**Entries supplied:**
···

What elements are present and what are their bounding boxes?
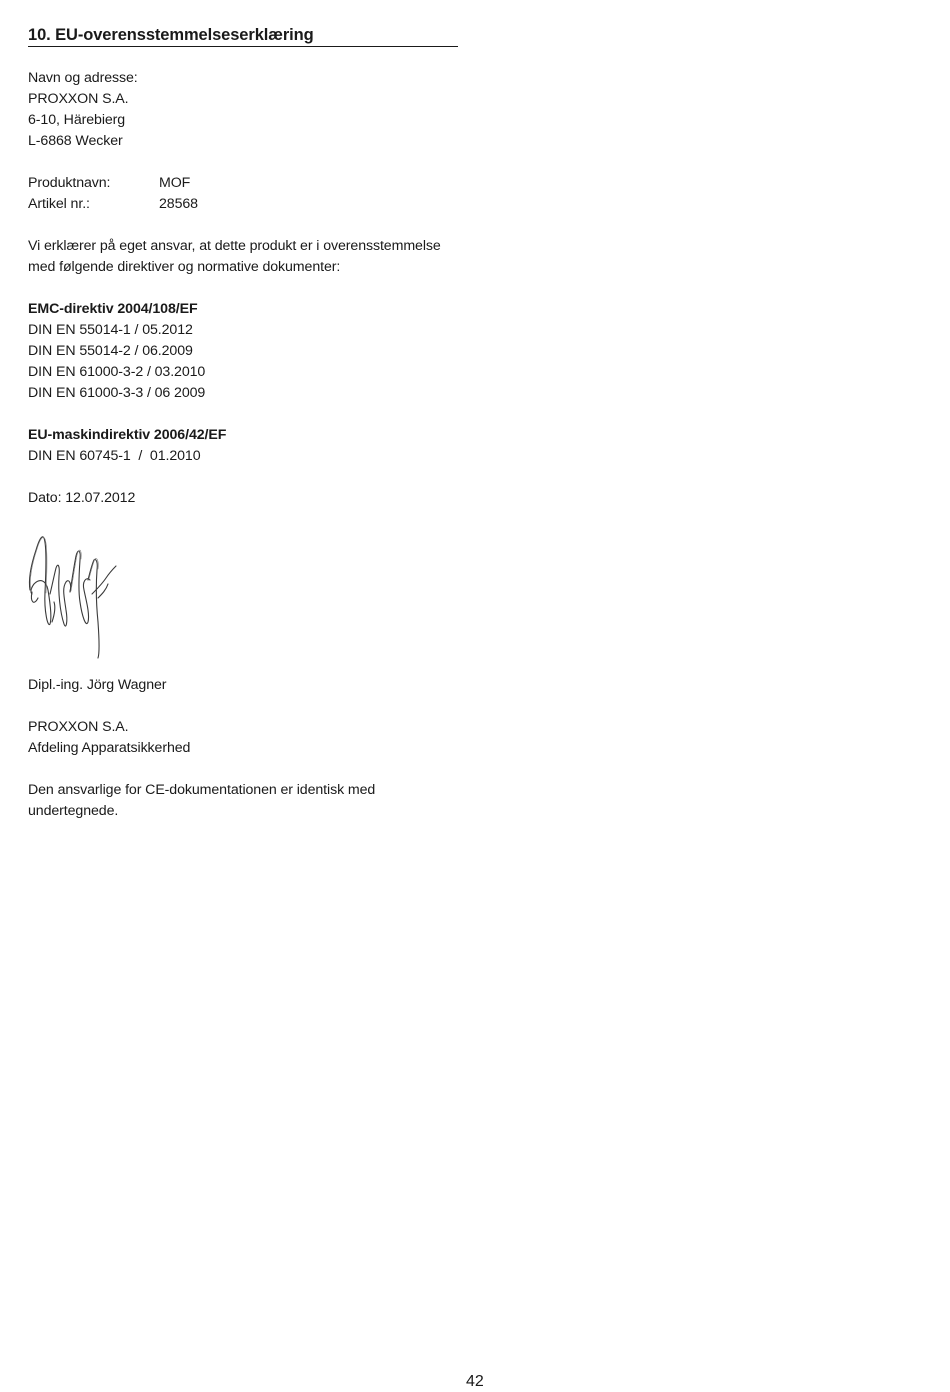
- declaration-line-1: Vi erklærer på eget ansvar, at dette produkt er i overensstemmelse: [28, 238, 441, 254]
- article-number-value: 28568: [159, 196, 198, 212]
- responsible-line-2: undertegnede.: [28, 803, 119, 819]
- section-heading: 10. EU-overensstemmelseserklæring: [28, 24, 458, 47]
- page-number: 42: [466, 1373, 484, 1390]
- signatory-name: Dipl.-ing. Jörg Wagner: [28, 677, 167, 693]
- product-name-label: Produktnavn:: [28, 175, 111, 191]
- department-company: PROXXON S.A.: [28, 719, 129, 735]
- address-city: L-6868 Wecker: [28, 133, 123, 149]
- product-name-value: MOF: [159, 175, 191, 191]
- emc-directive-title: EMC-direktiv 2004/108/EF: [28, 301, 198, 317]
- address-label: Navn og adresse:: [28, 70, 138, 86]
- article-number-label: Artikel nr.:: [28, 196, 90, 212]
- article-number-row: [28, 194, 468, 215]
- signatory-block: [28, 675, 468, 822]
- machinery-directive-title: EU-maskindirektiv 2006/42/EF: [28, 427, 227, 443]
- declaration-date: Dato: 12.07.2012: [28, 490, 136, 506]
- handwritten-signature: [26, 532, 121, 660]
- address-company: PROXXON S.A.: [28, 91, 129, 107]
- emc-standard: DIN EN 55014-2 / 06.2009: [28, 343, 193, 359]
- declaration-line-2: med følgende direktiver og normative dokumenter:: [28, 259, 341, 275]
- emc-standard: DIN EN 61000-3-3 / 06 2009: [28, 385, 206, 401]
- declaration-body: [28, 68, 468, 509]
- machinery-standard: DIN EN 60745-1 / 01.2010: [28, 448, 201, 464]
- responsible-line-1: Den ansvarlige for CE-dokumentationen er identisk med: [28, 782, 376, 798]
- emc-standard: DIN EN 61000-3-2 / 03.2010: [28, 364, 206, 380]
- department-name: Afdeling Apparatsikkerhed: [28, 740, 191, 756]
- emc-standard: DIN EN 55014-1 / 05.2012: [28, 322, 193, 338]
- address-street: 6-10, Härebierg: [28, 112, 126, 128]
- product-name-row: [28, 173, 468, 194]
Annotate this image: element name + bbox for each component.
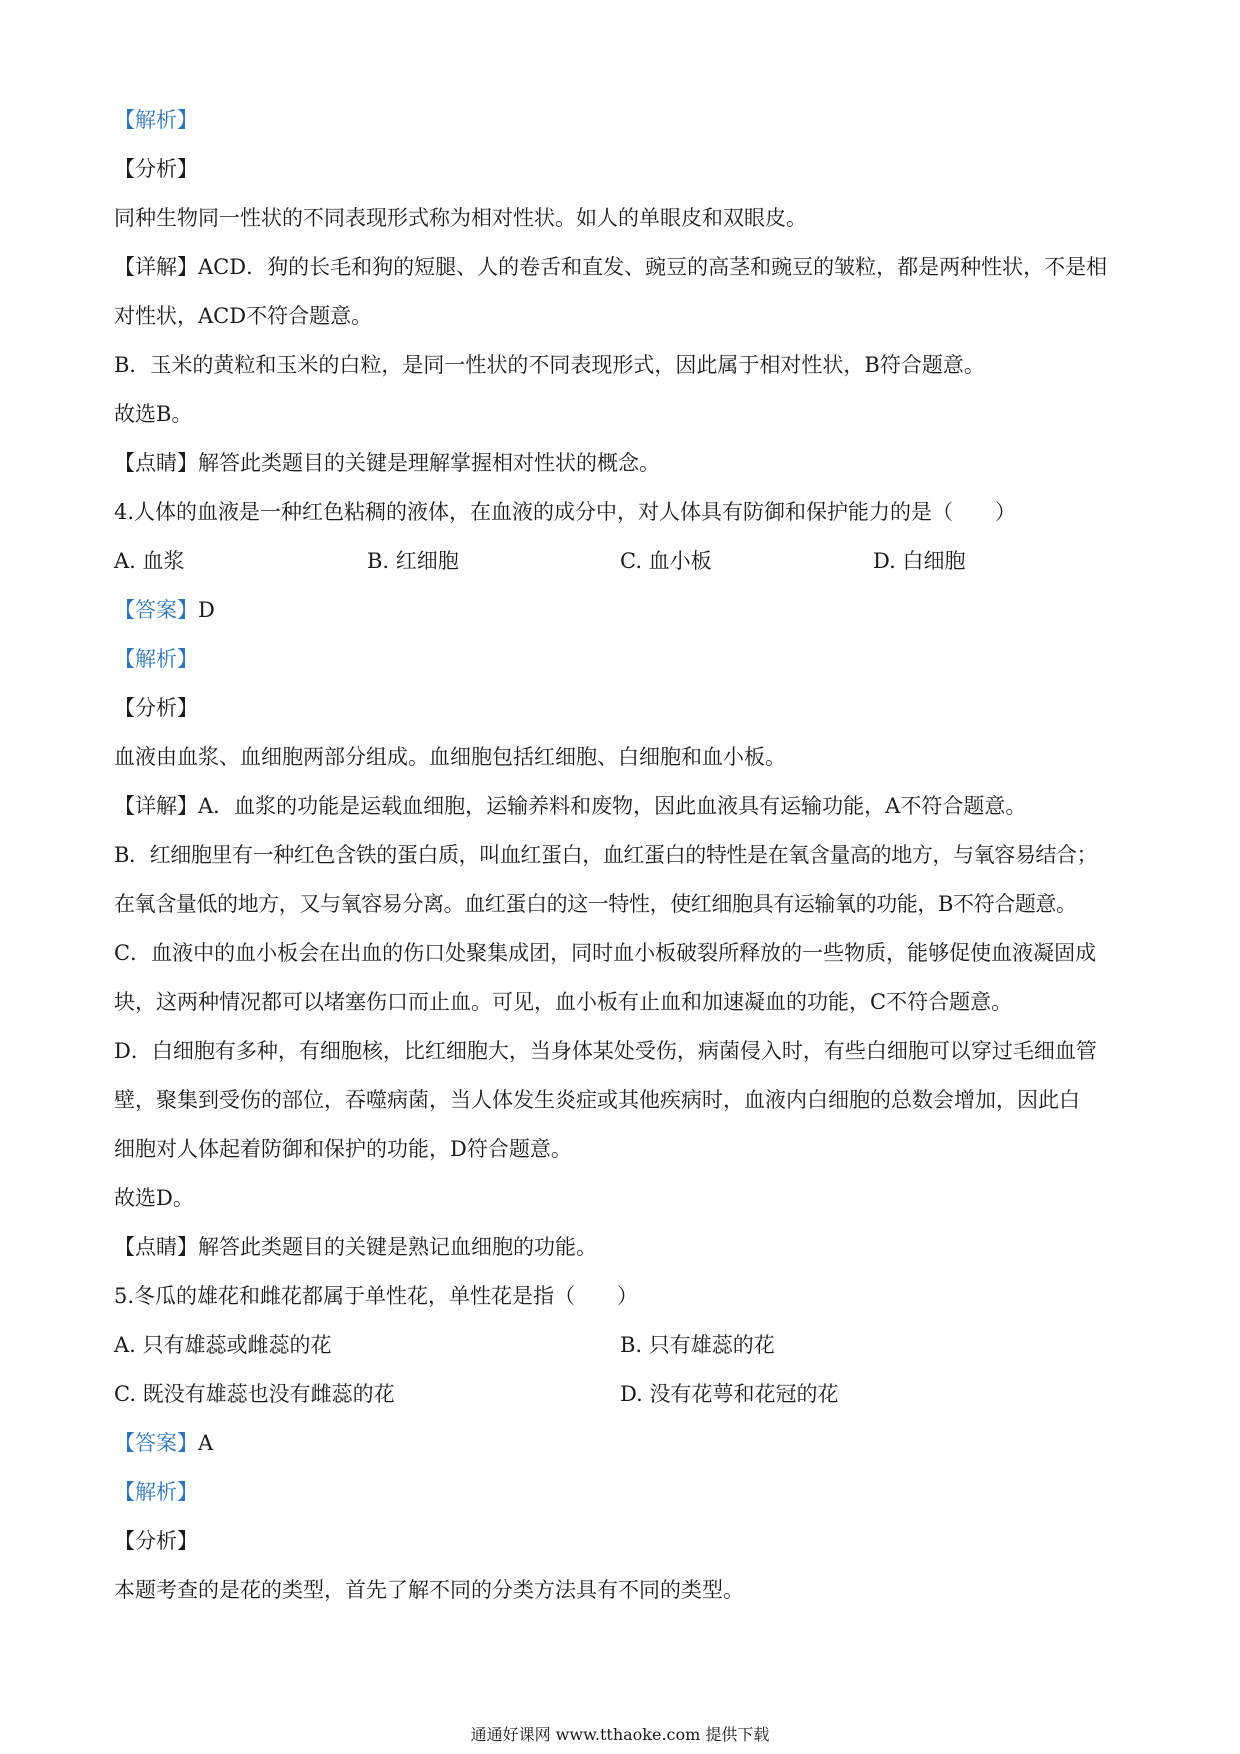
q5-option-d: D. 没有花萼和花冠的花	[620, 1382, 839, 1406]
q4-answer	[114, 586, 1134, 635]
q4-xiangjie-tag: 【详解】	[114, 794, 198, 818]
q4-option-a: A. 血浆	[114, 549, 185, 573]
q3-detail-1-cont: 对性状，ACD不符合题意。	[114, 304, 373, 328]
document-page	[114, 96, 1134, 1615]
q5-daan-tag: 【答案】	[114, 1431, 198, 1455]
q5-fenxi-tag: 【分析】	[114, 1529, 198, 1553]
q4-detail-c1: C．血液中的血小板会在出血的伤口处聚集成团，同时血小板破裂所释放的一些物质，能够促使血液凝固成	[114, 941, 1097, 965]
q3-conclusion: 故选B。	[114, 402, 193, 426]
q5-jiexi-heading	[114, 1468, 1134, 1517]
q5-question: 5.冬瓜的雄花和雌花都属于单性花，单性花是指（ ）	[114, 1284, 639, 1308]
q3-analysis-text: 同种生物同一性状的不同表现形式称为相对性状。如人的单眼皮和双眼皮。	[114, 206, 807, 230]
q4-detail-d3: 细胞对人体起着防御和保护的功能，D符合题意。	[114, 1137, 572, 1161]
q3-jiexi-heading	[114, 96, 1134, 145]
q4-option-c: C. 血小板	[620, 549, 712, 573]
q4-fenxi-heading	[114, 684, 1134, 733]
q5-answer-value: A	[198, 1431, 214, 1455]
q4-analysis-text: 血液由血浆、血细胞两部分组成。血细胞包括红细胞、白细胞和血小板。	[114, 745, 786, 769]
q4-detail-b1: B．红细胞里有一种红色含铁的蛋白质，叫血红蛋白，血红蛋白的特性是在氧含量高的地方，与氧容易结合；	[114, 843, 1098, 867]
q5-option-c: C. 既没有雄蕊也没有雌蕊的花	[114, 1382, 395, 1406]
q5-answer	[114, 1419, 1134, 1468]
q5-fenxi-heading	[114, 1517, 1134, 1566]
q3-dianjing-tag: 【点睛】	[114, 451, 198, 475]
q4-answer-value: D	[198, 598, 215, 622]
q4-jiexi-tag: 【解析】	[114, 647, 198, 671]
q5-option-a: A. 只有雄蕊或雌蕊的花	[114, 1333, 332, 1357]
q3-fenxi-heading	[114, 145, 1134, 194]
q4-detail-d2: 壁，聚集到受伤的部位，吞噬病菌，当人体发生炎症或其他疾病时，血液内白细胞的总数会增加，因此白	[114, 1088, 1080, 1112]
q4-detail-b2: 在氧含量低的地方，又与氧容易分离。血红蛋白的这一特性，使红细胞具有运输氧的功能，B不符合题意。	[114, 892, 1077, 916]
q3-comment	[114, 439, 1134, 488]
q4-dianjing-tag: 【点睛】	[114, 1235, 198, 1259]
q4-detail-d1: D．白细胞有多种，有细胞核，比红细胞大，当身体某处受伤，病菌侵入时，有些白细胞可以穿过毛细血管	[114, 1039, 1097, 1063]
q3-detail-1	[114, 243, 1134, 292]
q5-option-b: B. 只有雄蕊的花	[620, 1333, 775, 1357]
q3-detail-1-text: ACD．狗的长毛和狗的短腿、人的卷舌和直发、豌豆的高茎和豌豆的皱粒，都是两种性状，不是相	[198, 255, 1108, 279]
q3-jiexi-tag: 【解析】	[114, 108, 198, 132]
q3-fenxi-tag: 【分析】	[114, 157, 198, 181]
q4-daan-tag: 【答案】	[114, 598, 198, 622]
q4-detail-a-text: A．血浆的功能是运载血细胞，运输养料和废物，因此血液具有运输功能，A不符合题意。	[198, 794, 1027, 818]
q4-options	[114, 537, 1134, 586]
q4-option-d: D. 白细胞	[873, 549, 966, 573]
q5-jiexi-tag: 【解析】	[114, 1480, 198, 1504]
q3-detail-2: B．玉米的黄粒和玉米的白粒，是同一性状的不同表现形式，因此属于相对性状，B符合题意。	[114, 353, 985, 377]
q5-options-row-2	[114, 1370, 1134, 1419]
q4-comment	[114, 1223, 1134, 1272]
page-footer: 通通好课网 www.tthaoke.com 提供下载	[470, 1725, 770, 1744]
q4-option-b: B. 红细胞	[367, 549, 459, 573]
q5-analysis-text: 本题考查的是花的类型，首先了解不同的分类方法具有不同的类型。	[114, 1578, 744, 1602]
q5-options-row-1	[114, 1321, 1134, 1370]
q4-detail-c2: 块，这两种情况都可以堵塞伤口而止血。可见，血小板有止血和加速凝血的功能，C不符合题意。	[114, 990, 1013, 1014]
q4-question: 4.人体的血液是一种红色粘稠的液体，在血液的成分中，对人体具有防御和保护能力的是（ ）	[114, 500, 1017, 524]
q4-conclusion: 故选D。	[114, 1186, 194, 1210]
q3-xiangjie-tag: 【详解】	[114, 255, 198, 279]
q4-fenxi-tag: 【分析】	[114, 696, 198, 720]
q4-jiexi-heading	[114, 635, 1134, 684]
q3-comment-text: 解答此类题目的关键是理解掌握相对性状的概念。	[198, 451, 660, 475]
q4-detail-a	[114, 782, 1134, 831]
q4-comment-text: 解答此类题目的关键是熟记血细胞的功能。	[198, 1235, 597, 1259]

···

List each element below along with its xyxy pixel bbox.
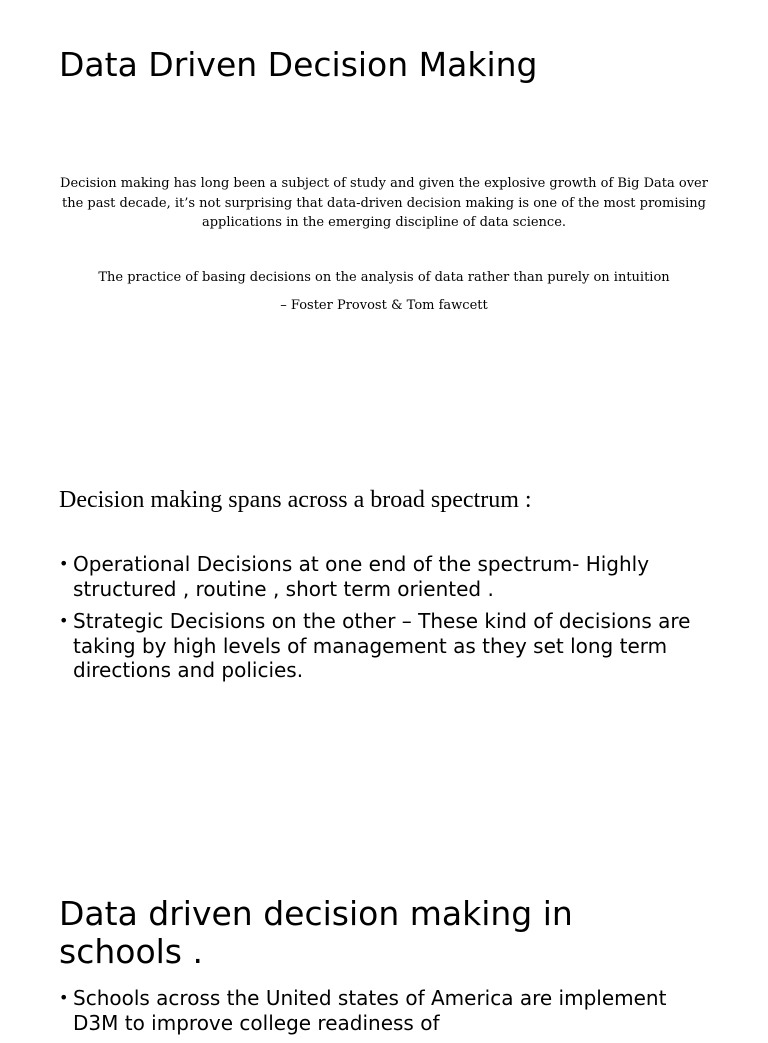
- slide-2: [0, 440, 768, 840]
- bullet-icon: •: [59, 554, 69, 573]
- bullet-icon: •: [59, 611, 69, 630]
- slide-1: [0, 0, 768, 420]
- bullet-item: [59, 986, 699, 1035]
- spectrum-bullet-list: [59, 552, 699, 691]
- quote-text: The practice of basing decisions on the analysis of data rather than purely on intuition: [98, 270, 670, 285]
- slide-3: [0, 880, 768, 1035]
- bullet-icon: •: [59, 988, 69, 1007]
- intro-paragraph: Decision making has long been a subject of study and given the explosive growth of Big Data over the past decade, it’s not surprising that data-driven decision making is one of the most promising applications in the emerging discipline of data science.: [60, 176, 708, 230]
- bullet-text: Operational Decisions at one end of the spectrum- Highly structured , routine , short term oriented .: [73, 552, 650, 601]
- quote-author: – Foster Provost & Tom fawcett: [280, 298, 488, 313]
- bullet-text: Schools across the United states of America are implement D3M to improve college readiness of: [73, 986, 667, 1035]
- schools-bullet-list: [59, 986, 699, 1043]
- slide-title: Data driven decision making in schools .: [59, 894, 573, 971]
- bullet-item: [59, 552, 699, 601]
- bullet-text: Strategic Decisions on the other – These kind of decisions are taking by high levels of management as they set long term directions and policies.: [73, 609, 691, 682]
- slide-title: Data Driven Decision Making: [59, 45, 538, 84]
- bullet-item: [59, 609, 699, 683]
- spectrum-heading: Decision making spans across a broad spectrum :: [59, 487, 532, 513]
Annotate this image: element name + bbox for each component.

···

**Exercise aim:** Write out, unchanged, the lines that begin with the one containing "1382, 839, 1406]" and stop after the one containing "96, 1134, 145]".

**Response to the task:**
q5-option-d: D. 没有花萼和花冠的花	[620, 1382, 839, 1406]
q4-answer	[114, 586, 1134, 635]
q4-xiangjie-tag: 【详解】	[114, 794, 198, 818]
q4-option-a: A. 血浆	[114, 549, 185, 573]
q3-detail-1-cont: 对性状，ACD不符合题意。	[114, 304, 373, 328]
document-page	[114, 96, 1134, 1615]
q5-daan-tag: 【答案】	[114, 1431, 198, 1455]
q5-fenxi-tag: 【分析】	[114, 1529, 198, 1553]
q4-detail-c1: C．血液中的血小板会在出血的伤口处聚集成团，同时血小板破裂所释放的一些物质，能够促使血液凝固成	[114, 941, 1097, 965]
q3-conclusion: 故选B。	[114, 402, 193, 426]
q5-jiexi-heading	[114, 1468, 1134, 1517]
q5-question: 5.冬瓜的雄花和雌花都属于单性花，单性花是指（ ）	[114, 1284, 639, 1308]
q3-analysis-text: 同种生物同一性状的不同表现形式称为相对性状。如人的单眼皮和双眼皮。	[114, 206, 807, 230]
q4-detail-d3: 细胞对人体起着防御和保护的功能，D符合题意。	[114, 1137, 572, 1161]
q3-jiexi-heading	[114, 96, 1134, 145]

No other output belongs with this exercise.